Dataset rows
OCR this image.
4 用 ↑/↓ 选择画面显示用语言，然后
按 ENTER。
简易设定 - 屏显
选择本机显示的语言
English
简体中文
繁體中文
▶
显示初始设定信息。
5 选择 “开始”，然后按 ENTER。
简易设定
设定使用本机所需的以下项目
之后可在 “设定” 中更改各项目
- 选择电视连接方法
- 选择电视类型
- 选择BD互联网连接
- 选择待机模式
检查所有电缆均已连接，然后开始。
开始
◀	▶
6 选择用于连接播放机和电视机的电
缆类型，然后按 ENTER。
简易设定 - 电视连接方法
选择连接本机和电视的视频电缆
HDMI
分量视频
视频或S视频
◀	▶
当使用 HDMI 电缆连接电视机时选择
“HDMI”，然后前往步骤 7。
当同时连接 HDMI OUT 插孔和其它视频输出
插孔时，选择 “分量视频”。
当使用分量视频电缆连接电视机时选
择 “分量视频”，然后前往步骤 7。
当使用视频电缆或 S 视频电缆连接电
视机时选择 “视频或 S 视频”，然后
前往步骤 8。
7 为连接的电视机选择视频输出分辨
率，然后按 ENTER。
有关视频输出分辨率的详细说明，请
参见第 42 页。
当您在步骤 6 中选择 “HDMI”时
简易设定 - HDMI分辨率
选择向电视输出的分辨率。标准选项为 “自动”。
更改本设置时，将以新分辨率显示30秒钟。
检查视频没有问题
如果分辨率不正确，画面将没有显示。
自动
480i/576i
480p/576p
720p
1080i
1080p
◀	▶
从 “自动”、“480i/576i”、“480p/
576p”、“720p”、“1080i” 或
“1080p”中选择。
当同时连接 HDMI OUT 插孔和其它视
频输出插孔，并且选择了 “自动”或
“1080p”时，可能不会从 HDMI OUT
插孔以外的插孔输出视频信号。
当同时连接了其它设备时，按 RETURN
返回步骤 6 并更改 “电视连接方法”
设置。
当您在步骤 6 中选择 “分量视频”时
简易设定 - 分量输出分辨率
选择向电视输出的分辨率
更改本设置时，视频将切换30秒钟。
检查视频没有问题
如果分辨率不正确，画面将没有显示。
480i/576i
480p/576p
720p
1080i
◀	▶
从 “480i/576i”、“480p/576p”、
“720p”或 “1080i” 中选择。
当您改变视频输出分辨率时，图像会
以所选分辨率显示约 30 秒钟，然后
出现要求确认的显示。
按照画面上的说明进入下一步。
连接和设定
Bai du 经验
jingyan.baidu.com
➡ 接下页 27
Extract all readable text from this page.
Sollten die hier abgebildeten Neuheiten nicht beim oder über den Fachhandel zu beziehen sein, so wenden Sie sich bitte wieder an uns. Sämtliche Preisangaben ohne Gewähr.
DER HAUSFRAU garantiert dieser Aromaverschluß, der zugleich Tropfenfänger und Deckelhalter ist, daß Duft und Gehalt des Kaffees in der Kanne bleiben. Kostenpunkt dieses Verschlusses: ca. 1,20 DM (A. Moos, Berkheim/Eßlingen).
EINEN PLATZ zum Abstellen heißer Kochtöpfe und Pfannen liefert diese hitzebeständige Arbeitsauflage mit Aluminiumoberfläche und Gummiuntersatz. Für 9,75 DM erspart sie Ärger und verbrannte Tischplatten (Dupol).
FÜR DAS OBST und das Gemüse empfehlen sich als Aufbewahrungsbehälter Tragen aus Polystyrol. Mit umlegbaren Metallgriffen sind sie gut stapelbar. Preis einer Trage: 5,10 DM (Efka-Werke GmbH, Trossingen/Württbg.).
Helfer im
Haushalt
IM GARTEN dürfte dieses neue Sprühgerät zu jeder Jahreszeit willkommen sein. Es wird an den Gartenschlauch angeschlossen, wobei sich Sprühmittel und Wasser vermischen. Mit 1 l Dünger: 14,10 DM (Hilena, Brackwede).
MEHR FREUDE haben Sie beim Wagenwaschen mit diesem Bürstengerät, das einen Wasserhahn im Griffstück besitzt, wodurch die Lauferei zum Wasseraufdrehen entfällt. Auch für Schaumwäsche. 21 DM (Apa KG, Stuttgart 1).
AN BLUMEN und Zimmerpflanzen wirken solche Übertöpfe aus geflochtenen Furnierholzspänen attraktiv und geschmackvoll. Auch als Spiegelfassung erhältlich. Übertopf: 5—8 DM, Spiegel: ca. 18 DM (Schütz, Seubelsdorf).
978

[What is required]
All of the records must be repeated exactly.

[Exercise result]
OCR this image.
4 用 ↑/↓ 选择画面显示用语言，然后
按 ENTER。
简易设定 - 屏显
选择本机显示的语言
English
简体中文
繁體中文
▶
显示初始设定信息。
5 选择 “开始”，然后按 ENTER。
简易设定
设定使用本机所需的以下项目
之后可在 “设定” 中更改各项目
- 选择电视连接方法
- 选择电视类型
- 选择BD互联网连接
- 选择待机模式
检查所有电缆均已连接，然后开始。
开始
◀	▶
6 选择用于连接播放机和电视机的电
缆类型，然后按 ENTER。
简易设定 - 电视连接方法
选择连接本机和电视的视频电缆
HDMI
分量视频
视频或S视频
◀	▶
当使用 HDMI 电缆连接电视机时选择
“HDMI”，然后前往步骤 7。
当同时连接 HDMI OUT 插孔和其它视频输出
插孔时，选择 “分量视频”。
当使用分量视频电缆连接电视机时选
择 “分量视频”，然后前往步骤 7。
当使用视频电缆或 S 视频电缆连接电
视机时选择 “视频或 S 视频”，然后
前往步骤 8。
7 为连接的电视机选择视频输出分辨
率，然后按 ENTER。
有关视频输出分辨率的详细说明，请
参见第 42 页。
当您在步骤 6 中选择 “HDMI”时
简易设定 - HDMI分辨率
选择向电视输出的分辨率。标准选项为 “自动”。
更改本设置时，将以新分辨率显示30秒钟。
检查视频没有问题
如果分辨率不正确，画面将没有显示。
自动
480i/576i
480p/576p
720p
1080i
1080p
◀	▶
从 “自动”、“480i/576i”、“480p/
576p”、“720p”、“1080i” 或
“1080p”中选择。
当同时连接 HDMI OUT 插孔和其它视
频输出插孔，并且选择了 “自动”或
“1080p”时，可能不会从 HDMI OUT
插孔以外的插孔输出视频信号。
当同时连接了其它设备时，按 RETURN
返回步骤 6 并更改 “电视连接方法”
设置。
当您在步骤 6 中选择 “分量视频”时
简易设定 - 分量输出分辨率
选择向电视输出的分辨率
更改本设置时，视频将切换30秒钟。
检查视频没有问题
如果分辨率不正确，画面将没有显示。
480i/576i
480p/576p
720p
1080i
◀	▶
从 “480i/576i”、“480p/576p”、
“720p”或 “1080i” 中选择。
当您改变视频输出分辨率时，图像会
以所选分辨率显示约 30 秒钟，然后
出现要求确认的显示。
按照画面上的说明进入下一步。
连接和设定
Bai du 经验
jingyan.baidu.com
➡ 接下页 27
Extract all readable text from this page.
Sollten die hier abgebildeten Neuheiten nicht beim oder über den Fachhandel zu beziehen sein, so wenden Sie sich bitte wieder an uns. Sämtliche Preisangaben ohne Gewähr.
DER HAUSFRAU garantiert dieser Aromaverschluß, der zugleich Tropfenfänger und Deckelhalter ist, daß Duft und Gehalt des Kaffees in der Kanne bleiben. Kostenpunkt dieses Verschlusses: ca. 1,20 DM (A. Moos, Berkheim/Eßlingen).
EINEN PLATZ zum Abstellen heißer Kochtöpfe und Pfannen liefert diese hitzebeständige Arbeitsauflage mit Aluminiumoberfläche und Gummiuntersatz. Für 9,75 DM erspart sie Ärger und verbrannte Tischplatten (Dupol).
FÜR DAS OBST und das Gemüse empfehlen sich als Aufbewahrungsbehälter Tragen aus Polystyrol. Mit umlegbaren Metallgriffen sind sie gut stapelbar. Preis einer Trage: 5,10 DM (Efka-Werke GmbH, Trossingen/Württbg.).
Helfer im
Haushalt
IM GARTEN dürfte dieses neue Sprühgerät zu jeder Jahreszeit willkommen sein. Es wird an den Gartenschlauch angeschlossen, wobei sich Sprühmittel und Wasser vermischen. Mit 1 l Dünger: 14,10 DM (Hilena, Brackwede).
MEHR FREUDE haben Sie beim Wagenwaschen mit diesem Bürstengerät, das einen Wasserhahn im Griffstück besitzt, wodurch die Lauferei zum Wasseraufdrehen entfällt. Auch für Schaumwäsche. 21 DM (Apa KG, Stuttgart 1).
AN BLUMEN und Zimmerpflanzen wirken solche Übertöpfe aus geflochtenen Furnierholzspänen attraktiv und geschmackvoll. Auch als Spiegelfassung erhältlich. Übertopf: 5—8 DM, Spiegel: ca. 18 DM (Schütz, Seubelsdorf).
978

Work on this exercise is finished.